▶ [Dataset listings of figures]
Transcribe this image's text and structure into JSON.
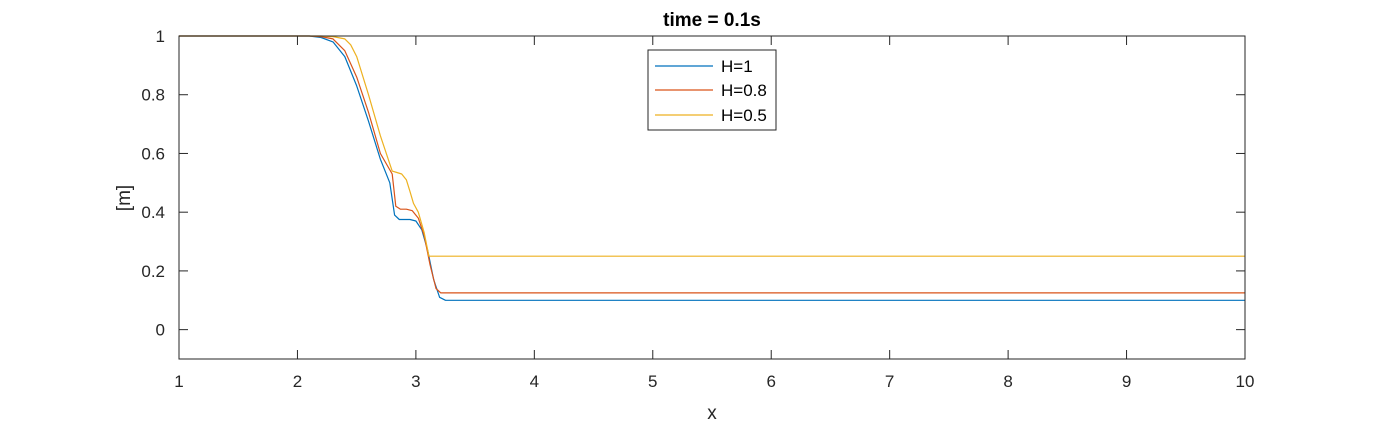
{
  "chart_data": {
    "type": "line",
    "title": "time = 0.1s",
    "xlabel": "x",
    "ylabel": "[m]",
    "xlim": [
      1,
      10
    ],
    "ylim": [
      -0.1,
      1
    ],
    "xticks": [
      1,
      2,
      3,
      4,
      5,
      6,
      7,
      8,
      9,
      10
    ],
    "yticks": [
      0,
      0.2,
      0.4,
      0.6,
      0.8,
      1
    ],
    "xtick_labels": [
      "1",
      "2",
      "3",
      "4",
      "5",
      "6",
      "7",
      "8",
      "9",
      "10"
    ],
    "ytick_labels": [
      "0",
      "0.2",
      "0.4",
      "0.6",
      "0.8",
      "1"
    ],
    "grid": false,
    "box": true,
    "legend_position": "top-center",
    "series": [
      {
        "name": "H=1",
        "color": "#0072BD",
        "x": [
          1,
          2.0,
          2.1,
          2.2,
          2.3,
          2.4,
          2.5,
          2.6,
          2.7,
          2.78,
          2.82,
          2.86,
          2.9,
          2.95,
          3.0,
          3.05,
          3.1,
          3.15,
          3.2,
          3.25,
          3.3,
          3.4,
          10
        ],
        "y": [
          1,
          1,
          1,
          0.995,
          0.98,
          0.93,
          0.83,
          0.71,
          0.58,
          0.5,
          0.39,
          0.375,
          0.375,
          0.375,
          0.37,
          0.34,
          0.27,
          0.17,
          0.11,
          0.1,
          0.1,
          0.1,
          0.1
        ]
      },
      {
        "name": "H=0.8",
        "color": "#D95319",
        "x": [
          1,
          2.0,
          2.1,
          2.2,
          2.3,
          2.4,
          2.5,
          2.6,
          2.7,
          2.8,
          2.83,
          2.87,
          2.92,
          2.97,
          3.02,
          3.07,
          3.12,
          3.17,
          3.21,
          3.3,
          10
        ],
        "y": [
          1,
          1,
          1,
          0.998,
          0.99,
          0.95,
          0.86,
          0.74,
          0.6,
          0.53,
          0.42,
          0.41,
          0.41,
          0.405,
          0.38,
          0.32,
          0.22,
          0.14,
          0.125,
          0.125,
          0.125
        ]
      },
      {
        "name": "H=0.5",
        "color": "#EDB120",
        "x": [
          1,
          2.0,
          2.2,
          2.3,
          2.4,
          2.45,
          2.5,
          2.6,
          2.7,
          2.8,
          2.84,
          2.88,
          2.92,
          2.95,
          2.98,
          3.02,
          3.07,
          3.11,
          3.15,
          10
        ],
        "y": [
          1,
          1,
          1,
          0.998,
          0.99,
          0.97,
          0.93,
          0.8,
          0.66,
          0.54,
          0.535,
          0.53,
          0.51,
          0.47,
          0.43,
          0.4,
          0.33,
          0.25,
          0.25,
          0.25
        ]
      }
    ]
  }
}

▶ [Task description] Pictures are excluded; copy every other part of the records exactly.

▶ [Response to this task]
Transcribe this image's text and structure into JSON.
{
  "chart_data": {
    "type": "line",
    "title": "time = 0.1s",
    "xlabel": "x",
    "ylabel": "[m]",
    "xlim": [
      1,
      10
    ],
    "ylim": [
      -0.1,
      1
    ],
    "xticks": [
      1,
      2,
      3,
      4,
      5,
      6,
      7,
      8,
      9,
      10
    ],
    "yticks": [
      0,
      0.2,
      0.4,
      0.6,
      0.8,
      1
    ],
    "xtick_labels": [
      "1",
      "2",
      "3",
      "4",
      "5",
      "6",
      "7",
      "8",
      "9",
      "10"
    ],
    "ytick_labels": [
      "0",
      "0.2",
      "0.4",
      "0.6",
      "0.8",
      "1"
    ],
    "grid": false,
    "box": true,
    "legend_position": "top-center",
    "series": [
      {
        "name": "H=1",
        "color": "#0072BD",
        "x": [
          1,
          2.0,
          2.1,
          2.2,
          2.3,
          2.4,
          2.5,
          2.6,
          2.7,
          2.78,
          2.82,
          2.86,
          2.9,
          2.95,
          3.0,
          3.05,
          3.1,
          3.15,
          3.2,
          3.25,
          3.3,
          3.4,
          10
        ],
        "y": [
          1,
          1,
          1,
          0.995,
          0.98,
          0.93,
          0.83,
          0.71,
          0.58,
          0.5,
          0.39,
          0.375,
          0.375,
          0.375,
          0.37,
          0.34,
          0.27,
          0.17,
          0.11,
          0.1,
          0.1,
          0.1,
          0.1
        ]
      },
      {
        "name": "H=0.8",
        "color": "#D95319",
        "x": [
          1,
          2.0,
          2.1,
          2.2,
          2.3,
          2.4,
          2.5,
          2.6,
          2.7,
          2.8,
          2.83,
          2.87,
          2.92,
          2.97,
          3.02,
          3.07,
          3.12,
          3.17,
          3.21,
          3.3,
          10
        ],
        "y": [
          1,
          1,
          1,
          0.998,
          0.99,
          0.95,
          0.86,
          0.74,
          0.6,
          0.53,
          0.42,
          0.41,
          0.41,
          0.405,
          0.38,
          0.32,
          0.22,
          0.14,
          0.125,
          0.125,
          0.125
        ]
      },
      {
        "name": "H=0.5",
        "color": "#EDB120",
        "x": [
          1,
          2.0,
          2.2,
          2.3,
          2.4,
          2.45,
          2.5,
          2.6,
          2.7,
          2.8,
          2.84,
          2.88,
          2.92,
          2.95,
          2.98,
          3.02,
          3.07,
          3.11,
          3.15,
          10
        ],
        "y": [
          1,
          1,
          1,
          0.998,
          0.99,
          0.97,
          0.93,
          0.8,
          0.66,
          0.54,
          0.535,
          0.53,
          0.51,
          0.47,
          0.43,
          0.4,
          0.33,
          0.25,
          0.25,
          0.25
        ]
      }
    ]
  }
}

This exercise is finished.